**DIRECTIONS FOR THIS TASK**
How many lines in these records hold the string "Gust"? Reply with the number alone.

**DATA SHOWN**
************

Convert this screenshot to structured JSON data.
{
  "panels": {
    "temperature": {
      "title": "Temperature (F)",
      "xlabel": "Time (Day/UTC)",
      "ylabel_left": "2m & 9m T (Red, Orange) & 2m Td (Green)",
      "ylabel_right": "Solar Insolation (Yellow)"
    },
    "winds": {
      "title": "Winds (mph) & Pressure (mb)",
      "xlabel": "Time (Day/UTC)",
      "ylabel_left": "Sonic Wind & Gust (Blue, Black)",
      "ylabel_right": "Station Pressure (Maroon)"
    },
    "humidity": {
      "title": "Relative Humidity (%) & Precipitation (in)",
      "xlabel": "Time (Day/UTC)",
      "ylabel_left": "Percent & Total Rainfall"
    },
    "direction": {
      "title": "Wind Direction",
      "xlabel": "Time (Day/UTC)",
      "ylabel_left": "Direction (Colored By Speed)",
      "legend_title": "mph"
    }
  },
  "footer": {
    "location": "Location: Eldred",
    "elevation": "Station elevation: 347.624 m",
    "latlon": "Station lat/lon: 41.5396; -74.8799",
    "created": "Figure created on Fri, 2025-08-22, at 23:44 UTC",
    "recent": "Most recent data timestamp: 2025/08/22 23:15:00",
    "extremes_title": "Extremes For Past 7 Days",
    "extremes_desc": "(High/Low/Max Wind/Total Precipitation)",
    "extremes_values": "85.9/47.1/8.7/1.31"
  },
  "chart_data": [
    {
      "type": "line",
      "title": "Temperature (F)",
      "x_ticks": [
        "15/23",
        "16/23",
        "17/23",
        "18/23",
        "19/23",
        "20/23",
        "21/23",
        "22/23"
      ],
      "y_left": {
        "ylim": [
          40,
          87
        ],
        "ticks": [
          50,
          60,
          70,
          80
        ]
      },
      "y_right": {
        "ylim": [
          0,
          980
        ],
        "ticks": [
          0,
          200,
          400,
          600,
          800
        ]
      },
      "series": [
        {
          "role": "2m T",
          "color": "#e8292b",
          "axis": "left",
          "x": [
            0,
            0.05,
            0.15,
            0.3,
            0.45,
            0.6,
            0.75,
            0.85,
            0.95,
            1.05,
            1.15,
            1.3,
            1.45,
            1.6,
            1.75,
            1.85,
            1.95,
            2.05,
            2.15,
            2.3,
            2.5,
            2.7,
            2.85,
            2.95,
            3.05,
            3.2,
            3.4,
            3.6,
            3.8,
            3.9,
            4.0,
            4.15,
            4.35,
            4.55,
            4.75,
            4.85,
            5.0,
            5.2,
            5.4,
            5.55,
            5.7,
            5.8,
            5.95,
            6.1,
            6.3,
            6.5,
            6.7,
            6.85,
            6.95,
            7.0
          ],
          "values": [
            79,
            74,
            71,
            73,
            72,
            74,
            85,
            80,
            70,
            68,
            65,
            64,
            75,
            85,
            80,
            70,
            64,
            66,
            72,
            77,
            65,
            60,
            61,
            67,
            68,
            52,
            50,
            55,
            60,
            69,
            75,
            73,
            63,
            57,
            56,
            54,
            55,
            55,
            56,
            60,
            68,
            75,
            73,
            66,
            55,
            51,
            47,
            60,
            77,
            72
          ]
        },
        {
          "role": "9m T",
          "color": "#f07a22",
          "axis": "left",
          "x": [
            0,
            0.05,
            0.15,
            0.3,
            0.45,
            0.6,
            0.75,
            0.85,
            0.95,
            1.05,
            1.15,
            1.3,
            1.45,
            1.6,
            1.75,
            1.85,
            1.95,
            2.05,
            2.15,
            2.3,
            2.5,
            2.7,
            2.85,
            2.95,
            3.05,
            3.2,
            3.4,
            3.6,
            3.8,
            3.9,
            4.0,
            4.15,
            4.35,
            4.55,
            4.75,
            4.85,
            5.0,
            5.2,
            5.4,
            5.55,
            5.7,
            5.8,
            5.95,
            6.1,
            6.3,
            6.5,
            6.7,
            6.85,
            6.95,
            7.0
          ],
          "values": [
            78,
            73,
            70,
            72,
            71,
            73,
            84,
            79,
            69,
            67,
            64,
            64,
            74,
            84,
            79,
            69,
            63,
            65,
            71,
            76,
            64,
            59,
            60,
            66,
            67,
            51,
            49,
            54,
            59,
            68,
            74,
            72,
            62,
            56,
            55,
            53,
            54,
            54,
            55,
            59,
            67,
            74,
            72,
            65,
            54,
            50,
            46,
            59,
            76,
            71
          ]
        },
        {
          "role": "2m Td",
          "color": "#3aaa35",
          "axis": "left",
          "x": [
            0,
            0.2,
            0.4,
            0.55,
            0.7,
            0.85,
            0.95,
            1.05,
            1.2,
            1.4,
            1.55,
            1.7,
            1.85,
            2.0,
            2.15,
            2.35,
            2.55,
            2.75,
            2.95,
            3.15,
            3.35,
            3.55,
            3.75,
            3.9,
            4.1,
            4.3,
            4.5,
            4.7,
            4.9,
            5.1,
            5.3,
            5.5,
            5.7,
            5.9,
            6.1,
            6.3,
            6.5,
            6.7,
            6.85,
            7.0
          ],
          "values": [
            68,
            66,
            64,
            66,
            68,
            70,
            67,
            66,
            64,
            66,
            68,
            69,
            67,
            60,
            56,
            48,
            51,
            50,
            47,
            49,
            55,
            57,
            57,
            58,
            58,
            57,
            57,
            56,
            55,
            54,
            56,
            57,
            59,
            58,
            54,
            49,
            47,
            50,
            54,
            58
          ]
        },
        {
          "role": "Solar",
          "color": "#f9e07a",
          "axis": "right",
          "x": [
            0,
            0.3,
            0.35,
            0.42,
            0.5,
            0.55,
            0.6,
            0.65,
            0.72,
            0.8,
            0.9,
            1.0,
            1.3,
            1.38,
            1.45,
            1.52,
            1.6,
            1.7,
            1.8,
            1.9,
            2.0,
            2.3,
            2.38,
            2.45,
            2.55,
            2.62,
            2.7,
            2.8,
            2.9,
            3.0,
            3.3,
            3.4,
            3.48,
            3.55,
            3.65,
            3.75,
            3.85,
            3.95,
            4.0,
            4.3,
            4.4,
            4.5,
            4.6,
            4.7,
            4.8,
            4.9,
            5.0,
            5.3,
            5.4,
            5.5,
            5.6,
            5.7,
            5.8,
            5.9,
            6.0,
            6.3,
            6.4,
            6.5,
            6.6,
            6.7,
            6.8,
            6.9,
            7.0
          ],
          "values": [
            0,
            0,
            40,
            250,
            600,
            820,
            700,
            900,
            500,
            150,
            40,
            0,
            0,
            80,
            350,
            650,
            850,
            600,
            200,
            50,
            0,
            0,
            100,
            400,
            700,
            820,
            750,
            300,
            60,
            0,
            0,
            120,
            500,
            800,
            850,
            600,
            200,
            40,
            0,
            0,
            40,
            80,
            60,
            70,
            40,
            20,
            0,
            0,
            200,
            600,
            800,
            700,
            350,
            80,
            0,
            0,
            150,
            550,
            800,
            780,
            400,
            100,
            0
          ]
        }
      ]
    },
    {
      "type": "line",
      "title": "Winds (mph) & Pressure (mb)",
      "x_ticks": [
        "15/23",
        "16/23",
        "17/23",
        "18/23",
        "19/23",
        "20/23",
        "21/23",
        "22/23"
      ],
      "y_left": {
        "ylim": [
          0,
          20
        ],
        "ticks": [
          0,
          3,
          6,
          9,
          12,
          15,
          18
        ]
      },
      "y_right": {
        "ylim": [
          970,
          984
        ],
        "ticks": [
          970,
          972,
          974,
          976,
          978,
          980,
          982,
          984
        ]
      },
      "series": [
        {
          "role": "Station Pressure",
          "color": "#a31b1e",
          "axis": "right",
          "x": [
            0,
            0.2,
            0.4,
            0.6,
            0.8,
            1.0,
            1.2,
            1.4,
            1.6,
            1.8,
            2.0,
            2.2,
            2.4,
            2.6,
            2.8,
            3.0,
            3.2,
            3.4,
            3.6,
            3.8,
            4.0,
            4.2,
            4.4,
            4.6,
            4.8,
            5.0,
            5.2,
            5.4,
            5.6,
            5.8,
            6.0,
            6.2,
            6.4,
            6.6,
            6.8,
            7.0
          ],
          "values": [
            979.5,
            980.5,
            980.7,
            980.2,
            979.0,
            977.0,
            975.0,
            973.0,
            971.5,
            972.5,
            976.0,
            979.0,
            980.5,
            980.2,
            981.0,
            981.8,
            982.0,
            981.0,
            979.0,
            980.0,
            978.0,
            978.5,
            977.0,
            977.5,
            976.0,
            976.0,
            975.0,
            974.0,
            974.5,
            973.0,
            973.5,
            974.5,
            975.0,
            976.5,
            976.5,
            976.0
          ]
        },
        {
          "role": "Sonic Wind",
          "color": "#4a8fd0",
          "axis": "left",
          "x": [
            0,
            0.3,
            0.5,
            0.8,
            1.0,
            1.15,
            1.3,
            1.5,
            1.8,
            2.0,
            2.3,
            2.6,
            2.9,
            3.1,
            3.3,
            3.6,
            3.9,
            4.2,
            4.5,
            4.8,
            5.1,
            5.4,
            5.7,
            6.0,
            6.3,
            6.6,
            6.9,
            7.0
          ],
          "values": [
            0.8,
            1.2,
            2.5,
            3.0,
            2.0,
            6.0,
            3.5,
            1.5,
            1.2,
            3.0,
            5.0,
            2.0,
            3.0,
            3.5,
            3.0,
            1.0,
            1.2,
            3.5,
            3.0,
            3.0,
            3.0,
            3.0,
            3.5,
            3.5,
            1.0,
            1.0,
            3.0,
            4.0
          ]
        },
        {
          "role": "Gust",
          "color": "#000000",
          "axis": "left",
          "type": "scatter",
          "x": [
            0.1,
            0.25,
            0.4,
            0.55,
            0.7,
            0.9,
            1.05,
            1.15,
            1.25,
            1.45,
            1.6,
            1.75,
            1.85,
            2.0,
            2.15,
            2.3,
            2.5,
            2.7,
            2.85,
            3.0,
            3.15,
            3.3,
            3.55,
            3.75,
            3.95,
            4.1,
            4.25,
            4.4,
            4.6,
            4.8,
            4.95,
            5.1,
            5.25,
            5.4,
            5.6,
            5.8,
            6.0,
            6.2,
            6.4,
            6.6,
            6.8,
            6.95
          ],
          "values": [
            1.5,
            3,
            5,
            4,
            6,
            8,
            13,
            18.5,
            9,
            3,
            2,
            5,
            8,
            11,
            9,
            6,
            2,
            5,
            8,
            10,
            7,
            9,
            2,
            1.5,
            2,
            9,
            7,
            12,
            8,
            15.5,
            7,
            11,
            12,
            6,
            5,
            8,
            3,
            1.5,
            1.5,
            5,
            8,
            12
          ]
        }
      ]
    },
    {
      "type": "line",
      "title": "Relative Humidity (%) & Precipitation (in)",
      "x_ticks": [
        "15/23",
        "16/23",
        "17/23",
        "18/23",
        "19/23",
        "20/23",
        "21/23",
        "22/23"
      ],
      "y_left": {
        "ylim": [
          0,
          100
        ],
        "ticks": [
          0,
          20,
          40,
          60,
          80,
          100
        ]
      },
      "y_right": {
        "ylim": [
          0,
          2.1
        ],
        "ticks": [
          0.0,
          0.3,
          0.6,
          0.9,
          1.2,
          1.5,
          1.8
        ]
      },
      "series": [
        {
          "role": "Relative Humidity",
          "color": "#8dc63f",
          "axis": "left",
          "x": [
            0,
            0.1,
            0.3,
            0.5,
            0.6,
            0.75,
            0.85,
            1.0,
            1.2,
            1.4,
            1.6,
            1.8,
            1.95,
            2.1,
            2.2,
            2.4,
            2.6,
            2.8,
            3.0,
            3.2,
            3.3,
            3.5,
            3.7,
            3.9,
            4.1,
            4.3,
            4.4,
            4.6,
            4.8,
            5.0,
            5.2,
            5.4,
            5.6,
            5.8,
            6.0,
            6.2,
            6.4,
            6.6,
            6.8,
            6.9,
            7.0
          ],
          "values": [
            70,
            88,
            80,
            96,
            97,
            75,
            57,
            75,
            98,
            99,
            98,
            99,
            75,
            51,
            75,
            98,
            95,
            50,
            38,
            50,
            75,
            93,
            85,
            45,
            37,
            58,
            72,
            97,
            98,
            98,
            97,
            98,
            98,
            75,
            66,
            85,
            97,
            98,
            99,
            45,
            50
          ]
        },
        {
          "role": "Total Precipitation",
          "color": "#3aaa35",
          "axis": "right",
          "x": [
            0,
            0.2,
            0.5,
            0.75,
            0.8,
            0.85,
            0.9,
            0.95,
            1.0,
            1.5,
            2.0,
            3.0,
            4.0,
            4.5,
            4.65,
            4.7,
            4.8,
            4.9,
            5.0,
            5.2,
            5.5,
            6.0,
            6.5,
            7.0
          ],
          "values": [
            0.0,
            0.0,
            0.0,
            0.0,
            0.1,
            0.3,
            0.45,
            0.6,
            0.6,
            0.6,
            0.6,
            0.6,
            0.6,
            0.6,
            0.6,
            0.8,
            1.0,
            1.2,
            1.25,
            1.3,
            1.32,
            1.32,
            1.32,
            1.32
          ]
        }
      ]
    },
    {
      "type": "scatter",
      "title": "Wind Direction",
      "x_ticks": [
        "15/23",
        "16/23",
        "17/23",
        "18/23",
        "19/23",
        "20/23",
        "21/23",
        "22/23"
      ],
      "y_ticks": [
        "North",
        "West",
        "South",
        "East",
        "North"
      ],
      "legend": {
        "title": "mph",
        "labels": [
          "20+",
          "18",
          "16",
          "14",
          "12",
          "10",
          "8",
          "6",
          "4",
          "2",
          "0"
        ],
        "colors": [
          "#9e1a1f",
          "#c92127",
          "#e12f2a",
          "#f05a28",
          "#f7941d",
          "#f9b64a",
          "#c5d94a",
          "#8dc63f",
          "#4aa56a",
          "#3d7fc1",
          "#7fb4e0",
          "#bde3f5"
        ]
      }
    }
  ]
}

************

**OUTPUT OF THE TASK**
2